- [Objective]: Leave out the pictures and repeat everything else in the records exactly.

━━ Excerpted data

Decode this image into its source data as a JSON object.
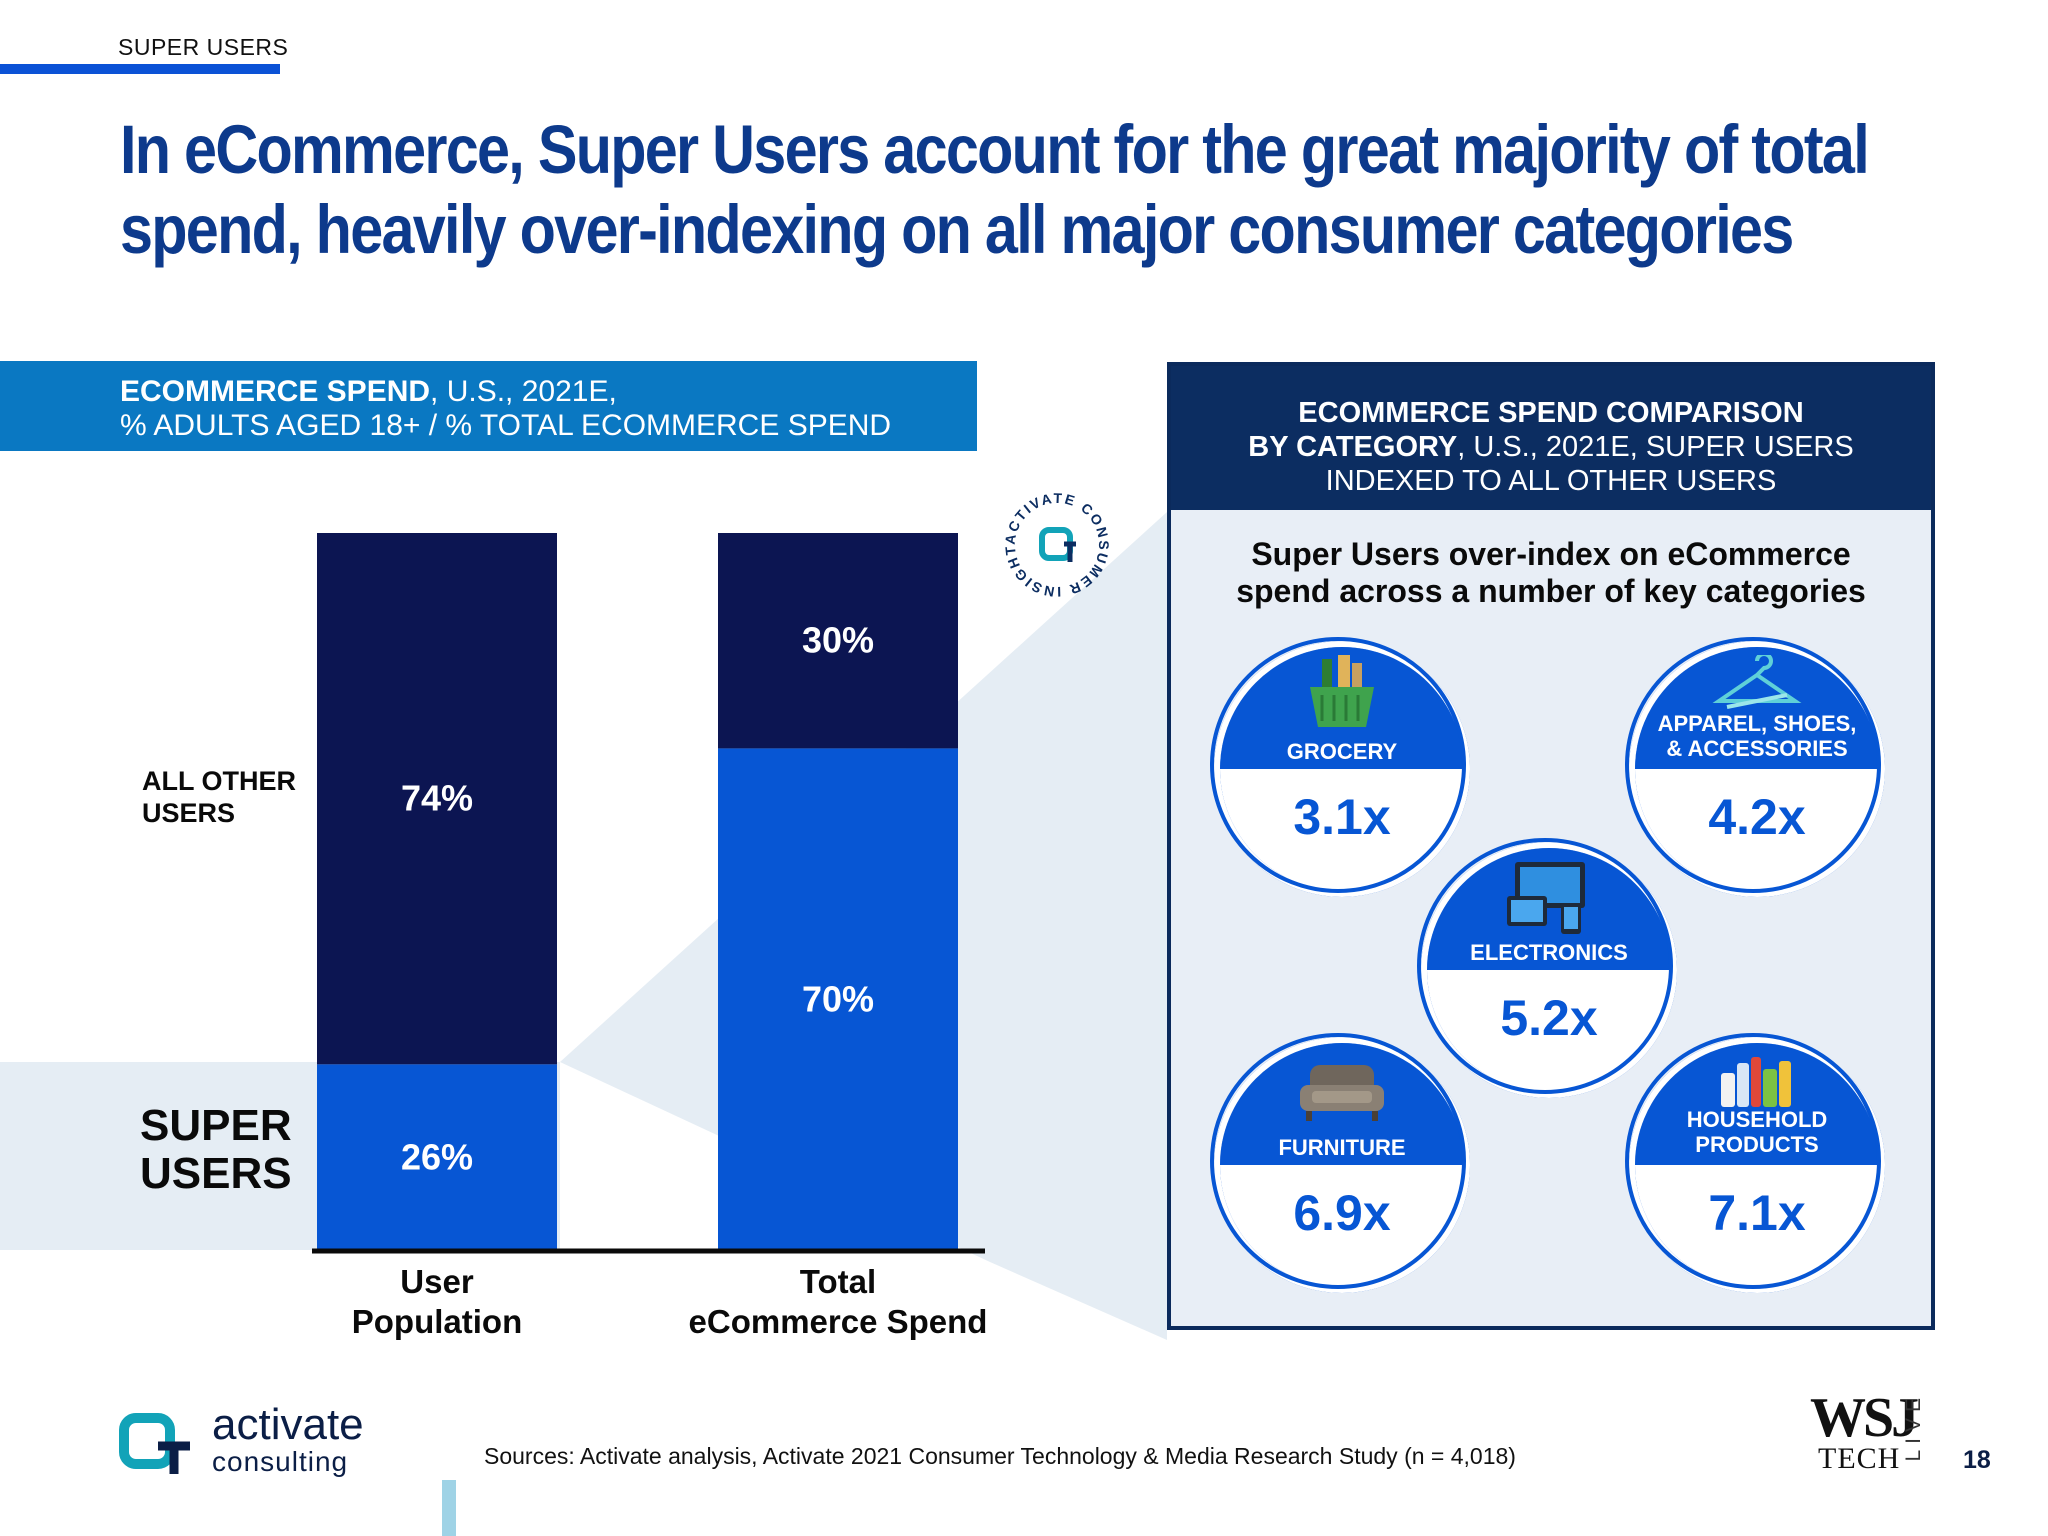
{
  "section_tag": "SUPER USERS",
  "headline_line1": "In eCommerce, Super Users account for the great majority of total",
  "headline_line2": "spend, heavily over-indexing on all major consumer categories",
  "left_banner": {
    "bold": "ECOMMERCE SPEND",
    "rest": ", U.S., 2021E,",
    "line2": "% ADULTS AGED 18+ / % TOTAL ECOMMERCE SPEND"
  },
  "chart_data": [
    {
      "type": "bar",
      "stacked": true,
      "categories": [
        "User Population",
        "Total eCommerce Spend"
      ],
      "category_lines": [
        [
          "User",
          "Population"
        ],
        [
          "Total",
          "eCommerce Spend"
        ]
      ],
      "series": [
        {
          "name": "SUPER USERS",
          "values": [
            26,
            70
          ],
          "labels": [
            "26%",
            "70%"
          ],
          "color": "#0756d4"
        },
        {
          "name": "ALL OTHER USERS",
          "values": [
            74,
            30
          ],
          "labels": [
            "74%",
            "30%"
          ],
          "color": "#0c1552"
        }
      ],
      "ylim": [
        0,
        100
      ]
    },
    {
      "type": "table",
      "title_bold": "ECOMMERCE SPEND COMPARISON",
      "title_line2_bold": "BY CATEGORY",
      "title_line2_rest": ", U.S., 2021E, SUPER USERS",
      "title_line3": "INDEXED TO ALL OTHER USERS",
      "subtitle_line1": "Super Users over-index on eCommerce",
      "subtitle_line2": "spend across a number of key categories",
      "categories": [
        {
          "label_lines": [
            "GROCERY"
          ],
          "value": "3.1x",
          "icon": "grocery-basket-icon"
        },
        {
          "label_lines": [
            "APPAREL, SHOES,",
            "& ACCESSORIES"
          ],
          "value": "4.2x",
          "icon": "clothes-hanger-icon"
        },
        {
          "label_lines": [
            "ELECTRONICS"
          ],
          "value": "5.2x",
          "icon": "devices-icon"
        },
        {
          "label_lines": [
            "FURNITURE"
          ],
          "value": "6.9x",
          "icon": "sofa-icon"
        },
        {
          "label_lines": [
            "HOUSEHOLD",
            "PRODUCTS"
          ],
          "value": "7.1x",
          "icon": "cleaning-products-icon"
        }
      ]
    }
  ],
  "labels": {
    "all_other_line1": "ALL OTHER",
    "all_other_line2": "USERS",
    "super_line1": "SUPER",
    "super_line2": "USERS"
  },
  "seal_text": "ACTIVATE CONSUMER INSIGHT",
  "logo": {
    "word": "activate",
    "sub": "consulting"
  },
  "sources": "Sources: Activate analysis, Activate 2021 Consumer Technology & Media Research Study (n = 4,018)",
  "wsj": {
    "brand": "WSJ",
    "tech": "TECH",
    "live": "LIVE"
  },
  "page_number": "18",
  "colors": {
    "super": "#0756d4",
    "other": "#0c1552",
    "banner": "#0a78c2",
    "panel_head": "#0c2d61"
  }
}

━━━━

- [Complete output]:
Decode this image into its source data as a JSON object.
{
  "section_tag": "SUPER USERS",
  "headline_line1": "In eCommerce, Super Users account for the great majority of total",
  "headline_line2": "spend, heavily over-indexing on all major consumer categories",
  "left_banner": {
    "bold": "ECOMMERCE SPEND",
    "rest": ", U.S., 2021E,",
    "line2": "% ADULTS AGED 18+ / % TOTAL ECOMMERCE SPEND"
  },
  "chart_data": [
    {
      "type": "bar",
      "stacked": true,
      "categories": [
        "User Population",
        "Total eCommerce Spend"
      ],
      "category_lines": [
        [
          "User",
          "Population"
        ],
        [
          "Total",
          "eCommerce Spend"
        ]
      ],
      "series": [
        {
          "name": "SUPER USERS",
          "values": [
            26,
            70
          ],
          "labels": [
            "26%",
            "70%"
          ],
          "color": "#0756d4"
        },
        {
          "name": "ALL OTHER USERS",
          "values": [
            74,
            30
          ],
          "labels": [
            "74%",
            "30%"
          ],
          "color": "#0c1552"
        }
      ],
      "ylim": [
        0,
        100
      ]
    },
    {
      "type": "table",
      "title_bold": "ECOMMERCE SPEND COMPARISON",
      "title_line2_bold": "BY CATEGORY",
      "title_line2_rest": ", U.S., 2021E, SUPER USERS",
      "title_line3": "INDEXED TO ALL OTHER USERS",
      "subtitle_line1": "Super Users over-index on eCommerce",
      "subtitle_line2": "spend across a number of key categories",
      "categories": [
        {
          "label_lines": [
            "GROCERY"
          ],
          "value": "3.1x",
          "icon": "grocery-basket-icon"
        },
        {
          "label_lines": [
            "APPAREL, SHOES,",
            "& ACCESSORIES"
          ],
          "value": "4.2x",
          "icon": "clothes-hanger-icon"
        },
        {
          "label_lines": [
            "ELECTRONICS"
          ],
          "value": "5.2x",
          "icon": "devices-icon"
        },
        {
          "label_lines": [
            "FURNITURE"
          ],
          "value": "6.9x",
          "icon": "sofa-icon"
        },
        {
          "label_lines": [
            "HOUSEHOLD",
            "PRODUCTS"
          ],
          "value": "7.1x",
          "icon": "cleaning-products-icon"
        }
      ]
    }
  ],
  "labels": {
    "all_other_line1": "ALL OTHER",
    "all_other_line2": "USERS",
    "super_line1": "SUPER",
    "super_line2": "USERS"
  },
  "seal_text": "ACTIVATE CONSUMER INSIGHT",
  "logo": {
    "word": "activate",
    "sub": "consulting"
  },
  "sources": "Sources: Activate analysis, Activate 2021 Consumer Technology & Media Research Study (n = 4,018)",
  "wsj": {
    "brand": "WSJ",
    "tech": "TECH",
    "live": "LIVE"
  },
  "page_number": "18",
  "colors": {
    "super": "#0756d4",
    "other": "#0c1552",
    "banner": "#0a78c2",
    "panel_head": "#0c2d61"
  }
}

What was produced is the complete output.